═══ Dataset ═══

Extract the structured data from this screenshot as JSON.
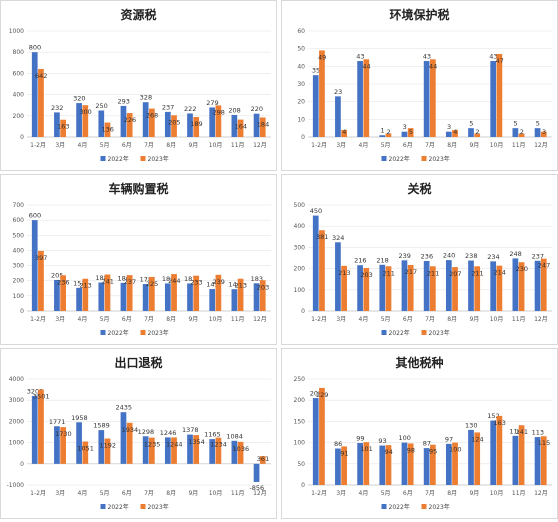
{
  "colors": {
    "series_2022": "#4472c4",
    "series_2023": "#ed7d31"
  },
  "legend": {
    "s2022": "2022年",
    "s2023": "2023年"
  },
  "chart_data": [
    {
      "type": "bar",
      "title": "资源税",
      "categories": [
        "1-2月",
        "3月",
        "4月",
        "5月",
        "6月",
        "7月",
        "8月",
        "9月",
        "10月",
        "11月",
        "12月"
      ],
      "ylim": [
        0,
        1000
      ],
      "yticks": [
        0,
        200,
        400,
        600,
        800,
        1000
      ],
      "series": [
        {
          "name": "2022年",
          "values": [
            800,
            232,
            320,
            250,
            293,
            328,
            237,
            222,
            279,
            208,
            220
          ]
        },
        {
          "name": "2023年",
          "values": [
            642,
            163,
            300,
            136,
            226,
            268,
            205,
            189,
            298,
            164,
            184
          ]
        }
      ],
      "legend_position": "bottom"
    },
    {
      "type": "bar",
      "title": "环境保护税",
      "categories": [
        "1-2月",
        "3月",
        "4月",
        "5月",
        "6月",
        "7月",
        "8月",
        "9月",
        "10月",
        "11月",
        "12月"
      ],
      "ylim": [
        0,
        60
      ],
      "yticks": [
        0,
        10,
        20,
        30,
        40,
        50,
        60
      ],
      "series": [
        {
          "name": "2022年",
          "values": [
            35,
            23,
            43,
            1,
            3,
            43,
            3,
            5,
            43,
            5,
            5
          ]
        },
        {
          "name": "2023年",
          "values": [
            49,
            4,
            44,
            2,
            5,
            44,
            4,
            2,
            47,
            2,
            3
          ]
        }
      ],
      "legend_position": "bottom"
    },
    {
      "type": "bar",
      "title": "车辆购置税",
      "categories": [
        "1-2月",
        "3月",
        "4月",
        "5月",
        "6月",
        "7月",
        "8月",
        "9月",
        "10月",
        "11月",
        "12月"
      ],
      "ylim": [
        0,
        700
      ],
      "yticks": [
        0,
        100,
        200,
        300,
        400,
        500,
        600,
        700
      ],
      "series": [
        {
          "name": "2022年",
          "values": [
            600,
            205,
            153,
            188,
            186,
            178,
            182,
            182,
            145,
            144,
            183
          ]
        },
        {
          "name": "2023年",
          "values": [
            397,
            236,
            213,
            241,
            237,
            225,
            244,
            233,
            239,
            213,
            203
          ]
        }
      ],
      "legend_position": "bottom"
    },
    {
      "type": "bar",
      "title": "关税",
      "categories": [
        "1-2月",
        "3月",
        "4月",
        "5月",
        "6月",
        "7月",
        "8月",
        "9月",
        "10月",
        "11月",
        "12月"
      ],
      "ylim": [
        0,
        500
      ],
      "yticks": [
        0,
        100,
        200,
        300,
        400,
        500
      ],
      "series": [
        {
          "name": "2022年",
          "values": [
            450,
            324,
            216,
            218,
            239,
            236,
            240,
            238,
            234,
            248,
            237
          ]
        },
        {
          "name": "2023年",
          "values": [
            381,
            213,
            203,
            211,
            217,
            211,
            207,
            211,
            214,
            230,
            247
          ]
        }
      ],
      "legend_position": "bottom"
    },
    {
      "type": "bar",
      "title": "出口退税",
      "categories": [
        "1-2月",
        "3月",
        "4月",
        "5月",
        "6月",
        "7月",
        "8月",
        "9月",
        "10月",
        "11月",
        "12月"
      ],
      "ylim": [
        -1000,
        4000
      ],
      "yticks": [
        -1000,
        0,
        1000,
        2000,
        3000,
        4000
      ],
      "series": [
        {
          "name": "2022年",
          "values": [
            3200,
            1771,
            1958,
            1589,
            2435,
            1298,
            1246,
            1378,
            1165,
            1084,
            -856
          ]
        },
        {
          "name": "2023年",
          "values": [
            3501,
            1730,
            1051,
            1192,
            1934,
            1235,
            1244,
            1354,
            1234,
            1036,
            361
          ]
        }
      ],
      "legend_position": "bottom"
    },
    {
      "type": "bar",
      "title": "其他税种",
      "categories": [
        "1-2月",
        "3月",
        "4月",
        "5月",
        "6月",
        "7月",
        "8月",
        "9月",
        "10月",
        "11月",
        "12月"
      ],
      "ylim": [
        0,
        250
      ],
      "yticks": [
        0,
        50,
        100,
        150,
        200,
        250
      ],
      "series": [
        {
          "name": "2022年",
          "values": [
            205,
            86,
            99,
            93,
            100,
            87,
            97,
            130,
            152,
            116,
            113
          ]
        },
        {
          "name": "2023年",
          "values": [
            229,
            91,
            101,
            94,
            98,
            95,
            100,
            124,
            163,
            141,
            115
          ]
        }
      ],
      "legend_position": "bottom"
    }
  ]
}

═══
═══ Dataset ═══

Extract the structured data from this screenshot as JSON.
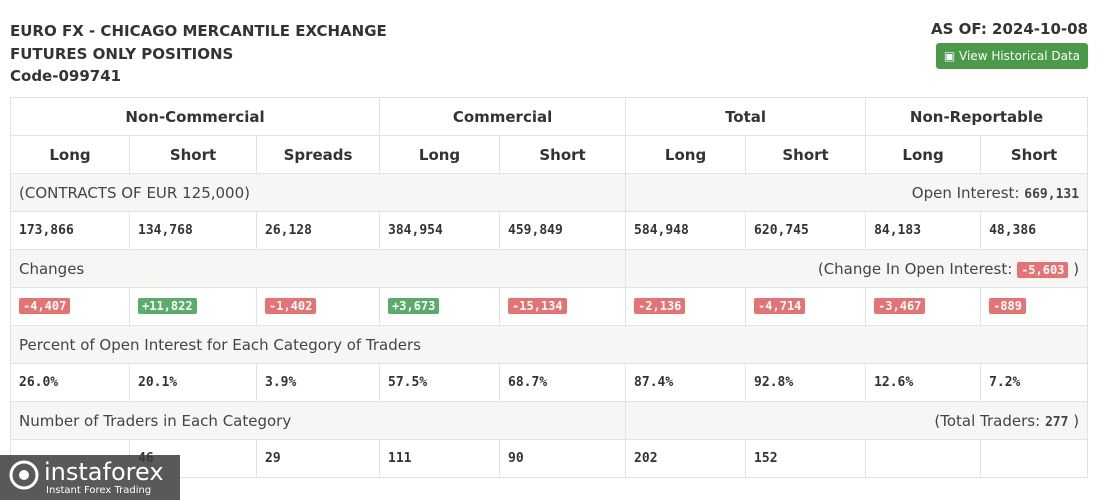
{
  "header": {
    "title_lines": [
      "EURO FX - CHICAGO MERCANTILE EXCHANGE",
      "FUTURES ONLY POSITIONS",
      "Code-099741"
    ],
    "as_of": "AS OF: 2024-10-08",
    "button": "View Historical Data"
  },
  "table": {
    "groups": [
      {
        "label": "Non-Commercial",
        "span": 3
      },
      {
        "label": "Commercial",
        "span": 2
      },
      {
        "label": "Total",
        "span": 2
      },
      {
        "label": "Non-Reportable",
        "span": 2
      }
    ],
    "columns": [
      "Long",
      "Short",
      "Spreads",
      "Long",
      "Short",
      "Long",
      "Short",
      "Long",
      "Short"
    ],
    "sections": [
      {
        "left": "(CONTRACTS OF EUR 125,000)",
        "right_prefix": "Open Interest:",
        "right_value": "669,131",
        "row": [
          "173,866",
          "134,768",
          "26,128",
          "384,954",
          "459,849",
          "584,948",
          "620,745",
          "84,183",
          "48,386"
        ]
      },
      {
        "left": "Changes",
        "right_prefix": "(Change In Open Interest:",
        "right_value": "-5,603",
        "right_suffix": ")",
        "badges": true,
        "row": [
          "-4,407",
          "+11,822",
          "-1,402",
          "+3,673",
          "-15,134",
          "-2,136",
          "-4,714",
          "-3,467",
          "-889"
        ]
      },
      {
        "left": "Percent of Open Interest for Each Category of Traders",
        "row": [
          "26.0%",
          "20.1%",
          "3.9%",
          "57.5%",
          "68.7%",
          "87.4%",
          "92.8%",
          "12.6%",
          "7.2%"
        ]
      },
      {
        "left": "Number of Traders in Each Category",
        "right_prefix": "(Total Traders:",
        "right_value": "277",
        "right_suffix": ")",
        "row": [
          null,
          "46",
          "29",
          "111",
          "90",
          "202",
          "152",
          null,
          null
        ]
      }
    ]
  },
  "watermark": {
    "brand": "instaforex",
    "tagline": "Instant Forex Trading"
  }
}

═══

Problem statement: Collect each line containing the string "Open".

Written response:
        "right_prefix": "Open Interest:",
        "right_prefix": "(Change In Open Interest:",
        "left": "Percent of Open Interest for Each Category of Traders",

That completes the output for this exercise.